Rezensent Carsten Otte irrt gewaltig herum in Ingo Schulzes Roman. Allerdings macht ihm dieser dreiteilige, "wendungsreiche" Text durchaus Spaß, wenn Schulze erst von einem Dresdner Buchhändler in den 1970ern, dann von einem Schriftsteller, der über den Buchhändler schreibt, und schließlich von einer Lektorin, die diesen Text redigiert, schreibt und dabei sowohl "amüsant" Büchermenschen porträtiert als auch deutsch-deutsche Befindlichkeiten schildert. Aufmerksam muss Otte zwar sein, will er den wechselnden Blickwinkeln und Tönen folgen, doch der Blick in Schulzes "literarischen Spiegel" beschenkt ihn auch mit Erkenntnissen über Ressentiments, angestaubte Begriffe und Schablonen des Alltags und des Erzählens.

Rezensionsnotiz zu Die Zeit, 05.03.2020

Rezensent Christoph Möllers scheint Ingo Schulzes neuer Roman an Überdeterminiertheit zu leiden. Sowohl die komplexe Konstruktion der Erzählebenen als auch die thematische Fülle mit Stasi-Verstrickung, Finanzruin, ignorantem Westen und Rückgabeansprüchen findet er überwältigend. Dass der Roman hilft, die aktuelle politische Entwicklung im Osten besser zu begreifen, wie es Möllers zunächst scheint, kann der Rezensent am Ende nicht behaupten. Das Einfache (der Figurenzeichnung, der Szenenbearbeitung) und das Komplizierte (der Konstruktion und der beschriebenen ostdeutschen Identitäten) finden im Text nicht zueinander, bedauert Möllers.

Rezensionsnotiz zu Frankfurter Rundschau, 04.03.2020

Rezensentin Cornelia Geissler geht mit lauter Fragen, aber durchaus beglückt aus der Lektüre von Ingo Schulzes neuem Roman. Die drei Teile, in denen Schulze von einem Buchhändler in Dresden, einem Bekannten dieses Mannes, einem Schriftsteller, und schließlich von den Anmerkungen von dessen Lektorin berichtet, beziehen sich laut Geissler aufeinander und befruchten sich gegenseitig. Etwas umständlich erscheint Geissler die Sprache und erinnert sie zunächst an Tellkamps "Turm". Schließlich erkennt sie: Schulze schreibt kein politisches Buch, sondern sät Zweifel an der Geschichte.

..............................

**Aufgaben**
a) Nenne alle Rezensentinnen und Rezensenten, die im Lesetext namentlich vorkommen.
b) Schreibe aus dem Lesetext den Abschnitt von „Rezensent Christoph Möllers“ bis einschließlich „zueinander, bedauert Möllers.“ wortgetreu ab.

**Bereitgestelltes Material**
..............................

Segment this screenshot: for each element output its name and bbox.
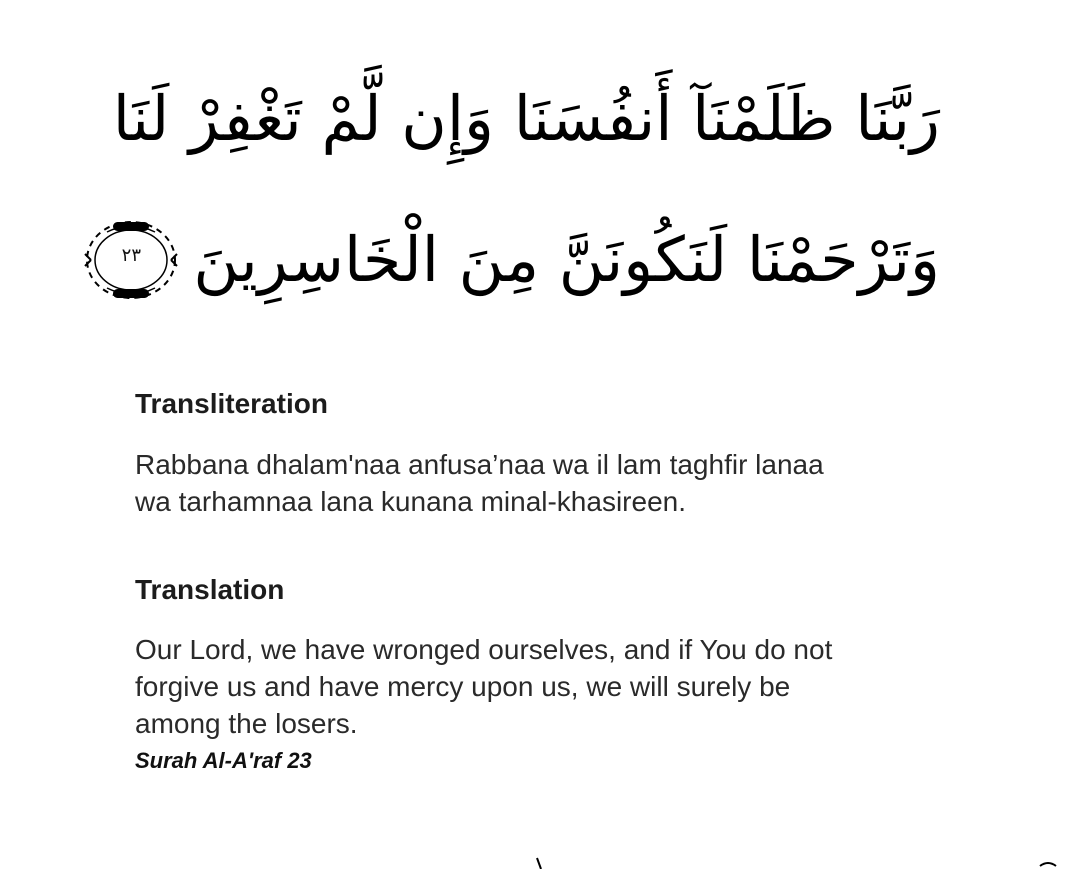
arabic-verse-line-2: وَتَرْحَمْنَا لَنَكُونَنَّ مِنَ الْخَاسِرِينَ [193,223,940,296]
ayah-number: ٢٣ [121,245,141,266]
transliteration-text [135,446,955,520]
arabic-verse-line-1: رَبَّنَا ظَلَمْنَآ أَنفُسَنَا وَإِن لَّمْ تَغْفِرْ لَنَا [112,82,940,155]
transliteration-heading: Transliteration [135,388,328,419]
transliteration-line-1: Rabbana dhalam'naa anfusa’naa wa il lam taghfir lanaa [135,449,824,480]
translation-line-2: forgive us and have mercy upon us, we will surely be [135,671,791,702]
transliteration-line-2: wa tarhamnaa lana kunana minal-khasireen. [135,486,686,517]
arabic-verse-line-2-wrapper [83,212,940,308]
translation-heading: Translation [135,574,285,605]
surah-citation: Surah Al-A'raf 23 [135,748,312,773]
translation-line-3: among the losers. [135,708,358,739]
cropped-edge-marks [0,852,1080,869]
ayah-end-marker-icon [83,212,179,308]
translation-line-1: Our Lord, we have wronged ourselves, and if You do not [135,634,833,665]
translation-text [135,631,955,742]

..............................

**Lösungen**
a) Carsten Otte, Christoph Möllers, Cornelia Geissler

b)
Rezensent Christoph Möllers scheint Ingo Schulzes neuer Roman an Überdeterminiertheit zu leiden. Sowohl die komplexe Konstruktion der Erzählebenen als auch die thematische Fülle mit Stasi-Verstrickung, Finanzruin, ignorantem Westen und Rückgabeansprüchen findet er überwältigend. Dass der Roman hilft, die aktuelle politische Entwicklung im Osten besser zu begreifen, wie es Möllers zunächst scheint, kann der Rezensent am Ende nicht behaupten. Das Einfache (der Figurenzeichnung, der Szenenbearbeitung) und das Komplizierte (der Konstruktion und der beschriebenen ostdeutschen Identitäten) finden im Text nicht zueinander, bedauert Möllers.